**Your task**
Reproduce the data that follows in its entirety, character for character.

━━ Exercise inputs ━━

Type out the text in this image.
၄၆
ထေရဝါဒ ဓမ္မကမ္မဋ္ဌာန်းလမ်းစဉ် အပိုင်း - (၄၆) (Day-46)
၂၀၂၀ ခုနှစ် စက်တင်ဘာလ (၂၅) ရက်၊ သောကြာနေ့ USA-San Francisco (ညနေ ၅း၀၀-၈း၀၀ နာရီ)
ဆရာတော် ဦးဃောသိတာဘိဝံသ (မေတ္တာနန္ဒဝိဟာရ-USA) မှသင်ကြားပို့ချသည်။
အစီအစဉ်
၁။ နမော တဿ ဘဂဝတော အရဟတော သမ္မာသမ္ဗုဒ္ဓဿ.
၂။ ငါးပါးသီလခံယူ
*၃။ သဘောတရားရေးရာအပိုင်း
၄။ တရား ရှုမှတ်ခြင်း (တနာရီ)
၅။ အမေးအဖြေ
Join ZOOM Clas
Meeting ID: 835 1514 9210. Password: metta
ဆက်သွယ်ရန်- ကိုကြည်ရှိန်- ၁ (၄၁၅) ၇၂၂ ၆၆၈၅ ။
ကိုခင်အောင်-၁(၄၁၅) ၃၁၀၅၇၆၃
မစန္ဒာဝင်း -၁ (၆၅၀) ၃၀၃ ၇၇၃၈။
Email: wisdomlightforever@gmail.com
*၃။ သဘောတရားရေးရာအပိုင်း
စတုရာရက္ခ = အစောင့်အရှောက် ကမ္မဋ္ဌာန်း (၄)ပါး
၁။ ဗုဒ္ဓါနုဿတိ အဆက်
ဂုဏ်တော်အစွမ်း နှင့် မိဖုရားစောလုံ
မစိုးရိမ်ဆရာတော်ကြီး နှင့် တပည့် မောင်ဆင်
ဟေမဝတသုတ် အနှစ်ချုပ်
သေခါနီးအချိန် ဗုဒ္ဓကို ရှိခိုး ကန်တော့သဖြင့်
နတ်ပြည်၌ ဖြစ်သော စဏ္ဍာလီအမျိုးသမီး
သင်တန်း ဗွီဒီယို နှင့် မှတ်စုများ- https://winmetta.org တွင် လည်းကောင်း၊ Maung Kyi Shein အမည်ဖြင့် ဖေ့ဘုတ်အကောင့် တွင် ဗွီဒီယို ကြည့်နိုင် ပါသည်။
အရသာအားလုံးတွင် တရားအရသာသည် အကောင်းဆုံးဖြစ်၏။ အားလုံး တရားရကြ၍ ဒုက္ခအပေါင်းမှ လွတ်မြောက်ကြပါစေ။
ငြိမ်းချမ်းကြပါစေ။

━━━

**Answer for the task**
Type out the text in this image.
၄၆
ထေရဝါဒ ဓမ္မကမ္မဋ္ဌာန်းလမ်းစဉ် အပိုင်း - (၄၆) (Day-46)
၂၀၂၀ ခုနှစ် စက်တင်ဘာလ (၂၅) ရက်၊ သောကြာနေ့ USA-San Francisco (ညနေ ၅း၀၀-၈း၀၀ နာရီ)
ဆရာတော် ဦးဃောသိတာဘိဝံသ (မေတ္တာနန္ဒဝိဟာရ-USA) မှသင်ကြားပို့ချသည်။
အစီအစဉ်
၁။ နမော တဿ ဘဂဝတော အရဟတော သမ္မာသမ္ဗုဒ္ဓဿ.
၂။ ငါးပါးသီလခံယူ
*၃။ သဘောတရားရေးရာအပိုင်း
၄။ တရား ရှုမှတ်ခြင်း (တနာရီ)
၅။ အမေးအဖြေ
Join ZOOM Clas
Meeting ID: 835 1514 9210. Password: metta
ဆက်သွယ်ရန်- ကိုကြည်ရှိန်- ၁ (၄၁၅) ၇၂၂ ၆၆၈၅ ။
ကိုခင်အောင်-၁(၄၁၅) ၃၁၀၅၇၆၃
မစန္ဒာဝင်း -၁ (၆၅၀) ၃၀၃ ၇၇၃၈။
Email: wisdomlightforever@gmail.com
*၃။ သဘောတရားရေးရာအပိုင်း
စတုရာရက္ခ = အစောင့်အရှောက် ကမ္မဋ္ဌာန်း (၄)ပါး
၁။ ဗုဒ္ဓါနုဿတိ အဆက်
ဂုဏ်တော်အစွမ်း နှင့် မိဖုရားစောလုံ
မစိုးရိမ်ဆရာတော်ကြီး နှင့် တပည့် မောင်ဆင်
ဟေမဝတသုတ် အနှစ်ချုပ်
သေခါနီးအချိန် ဗုဒ္ဓကို ရှိခိုး ကန်တော့သဖြင့်
နတ်ပြည်၌ ဖြစ်သော စဏ္ဍာလီအမျိုးသမီး
သင်တန်း ဗွီဒီယို နှင့် မှတ်စုများ- https://winmetta.org တွင် လည်းကောင်း၊ Maung Kyi Shein အမည်ဖြင့် ဖေ့ဘုတ်အကောင့် တွင် ဗွီဒီယို ကြည့်နိုင် ပါသည်။
အရသာအားလုံးတွင် တရားအရသာသည် အကောင်းဆုံးဖြစ်၏။ အားလုံး တရားရကြ၍ ဒုက္ခအပေါင်းမှ လွတ်မြောက်ကြပါစေ။
ငြိမ်းချမ်းကြပါစေ။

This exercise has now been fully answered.